#### DO THIS:
Write the listing below out again exactly, dropping the images.

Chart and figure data
---*---
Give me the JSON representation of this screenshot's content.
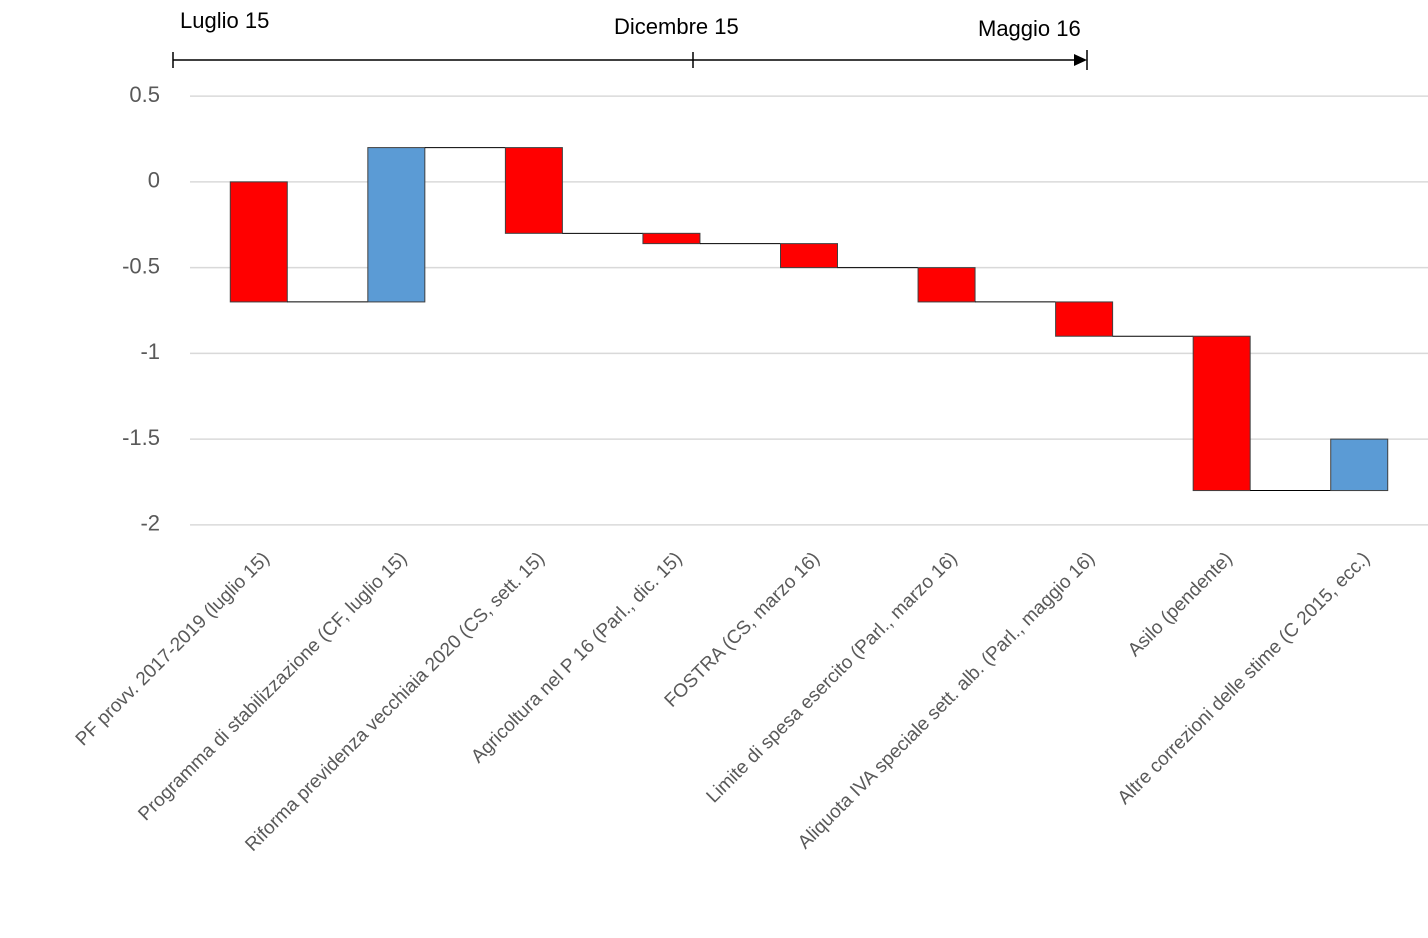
{
  "chart_data": {
    "type": "waterfall",
    "timeline": [
      "Luglio 15",
      "Dicembre 15",
      "Maggio 16"
    ],
    "categories": [
      "PF provv. 2017-2019 (luglio 15)",
      "Programma di stabilizzazione (CF, luglio 15)",
      "Riforma previdenza vecchiaia 2020 (CS, sett. 15)",
      "Agricoltura nel P 16 (Parl., dic. 15)",
      "FOSTRA (CS, marzo 16)",
      "Limite di spesa esercito (Parl., marzo 16)",
      "Aliquota IVA speciale sett. alb. (Parl., maggio 16)",
      "Asilo (pendente)",
      "Altre correzioni delle stime (C 2015, ecc.)"
    ],
    "values": [
      -0.7,
      0.9,
      -0.5,
      -0.06,
      -0.14,
      -0.2,
      -0.2,
      -0.9,
      0.3
    ],
    "increase_color": "#5b9bd5",
    "decrease_color": "#ff0000",
    "ylim": [
      -2.1,
      0.6
    ],
    "yticks": [
      0.5,
      0,
      -0.5,
      -1,
      -1.5,
      -2
    ],
    "grid": true
  }
}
---*---
#### SOLUTION FOR THIS EXERCISE:
Give me the JSON representation of this screenshot's content.
{
  "chart_data": {
    "type": "waterfall",
    "timeline": [
      "Luglio 15",
      "Dicembre 15",
      "Maggio 16"
    ],
    "categories": [
      "PF provv. 2017-2019 (luglio 15)",
      "Programma di stabilizzazione (CF, luglio 15)",
      "Riforma previdenza vecchiaia 2020 (CS, sett. 15)",
      "Agricoltura nel P 16 (Parl., dic. 15)",
      "FOSTRA (CS, marzo 16)",
      "Limite di spesa esercito (Parl., marzo 16)",
      "Aliquota IVA speciale sett. alb. (Parl., maggio 16)",
      "Asilo (pendente)",
      "Altre correzioni delle stime (C 2015, ecc.)"
    ],
    "values": [
      -0.7,
      0.9,
      -0.5,
      -0.06,
      -0.14,
      -0.2,
      -0.2,
      -0.9,
      0.3
    ],
    "increase_color": "#5b9bd5",
    "decrease_color": "#ff0000",
    "ylim": [
      -2.1,
      0.6
    ],
    "yticks": [
      0.5,
      0,
      -0.5,
      -1,
      -1.5,
      -2
    ],
    "grid": true
  }
}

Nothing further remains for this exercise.